• _Directions for this task_: Reproduce all the entries precisely.

** BEGIN Exercise inputs **

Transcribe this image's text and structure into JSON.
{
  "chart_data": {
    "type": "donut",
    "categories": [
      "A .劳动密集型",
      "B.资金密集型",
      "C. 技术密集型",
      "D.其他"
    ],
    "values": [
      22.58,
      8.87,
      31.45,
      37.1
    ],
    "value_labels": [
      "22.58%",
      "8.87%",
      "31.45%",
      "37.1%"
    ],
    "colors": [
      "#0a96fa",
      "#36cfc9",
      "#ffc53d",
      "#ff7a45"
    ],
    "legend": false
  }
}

** END Exercise inputs **

• _Right answer_:
Transcribe this image's text and structure into JSON.
{
  "chart_data": {
    "type": "donut",
    "categories": [
      "A .劳动密集型",
      "B.资金密集型",
      "C. 技术密集型",
      "D.其他"
    ],
    "values": [
      22.58,
      8.87,
      31.45,
      37.1
    ],
    "value_labels": [
      "22.58%",
      "8.87%",
      "31.45%",
      "37.1%"
    ],
    "colors": [
      "#0a96fa",
      "#36cfc9",
      "#ffc53d",
      "#ff7a45"
    ],
    "legend": false
  }
}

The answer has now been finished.